_Direction_: Reproduce each of the lines word for word.

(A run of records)

▬▬▬▬▬▬▬▬▬▬

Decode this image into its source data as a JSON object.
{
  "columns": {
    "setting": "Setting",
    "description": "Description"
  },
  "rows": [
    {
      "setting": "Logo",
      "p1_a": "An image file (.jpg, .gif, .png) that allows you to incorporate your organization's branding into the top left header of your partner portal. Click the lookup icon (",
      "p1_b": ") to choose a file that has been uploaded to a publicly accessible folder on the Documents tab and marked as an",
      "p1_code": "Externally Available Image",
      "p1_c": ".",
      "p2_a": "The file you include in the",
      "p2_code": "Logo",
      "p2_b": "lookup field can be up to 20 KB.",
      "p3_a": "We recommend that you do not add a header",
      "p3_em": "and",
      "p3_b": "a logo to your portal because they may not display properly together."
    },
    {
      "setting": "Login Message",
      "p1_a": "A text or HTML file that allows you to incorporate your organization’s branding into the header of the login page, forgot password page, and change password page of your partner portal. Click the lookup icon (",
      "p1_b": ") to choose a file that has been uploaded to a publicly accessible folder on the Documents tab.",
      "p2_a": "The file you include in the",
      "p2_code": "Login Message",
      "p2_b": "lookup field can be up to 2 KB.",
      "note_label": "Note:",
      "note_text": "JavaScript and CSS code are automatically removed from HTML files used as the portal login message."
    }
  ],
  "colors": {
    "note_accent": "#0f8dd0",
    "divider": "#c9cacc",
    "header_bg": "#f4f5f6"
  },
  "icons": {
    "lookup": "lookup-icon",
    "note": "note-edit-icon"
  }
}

▬▬▬▬▬▬▬▬▬▬

_Solution for this exercise_:
Decode this image into its source data as a JSON object.
{
  "columns": {
    "setting": "Setting",
    "description": "Description"
  },
  "rows": [
    {
      "setting": "Logo",
      "p1_a": "An image file (.jpg, .gif, .png) that allows you to incorporate your organization's branding into the top left header of your partner portal. Click the lookup icon (",
      "p1_b": ") to choose a file that has been uploaded to a publicly accessible folder on the Documents tab and marked as an",
      "p1_code": "Externally Available Image",
      "p1_c": ".",
      "p2_a": "The file you include in the",
      "p2_code": "Logo",
      "p2_b": "lookup field can be up to 20 KB.",
      "p3_a": "We recommend that you do not add a header",
      "p3_em": "and",
      "p3_b": "a logo to your portal because they may not display properly together."
    },
    {
      "setting": "Login Message",
      "p1_a": "A text or HTML file that allows you to incorporate your organization’s branding into the header of the login page, forgot password page, and change password page of your partner portal. Click the lookup icon (",
      "p1_b": ") to choose a file that has been uploaded to a publicly accessible folder on the Documents tab.",
      "p2_a": "The file you include in the",
      "p2_code": "Login Message",
      "p2_b": "lookup field can be up to 2 KB.",
      "note_label": "Note:",
      "note_text": "JavaScript and CSS code are automatically removed from HTML files used as the portal login message."
    }
  ],
  "colors": {
    "note_accent": "#0f8dd0",
    "divider": "#c9cacc",
    "header_bg": "#f4f5f6"
  },
  "icons": {
    "lookup": "lookup-icon",
    "note": "note-edit-icon"
  }
}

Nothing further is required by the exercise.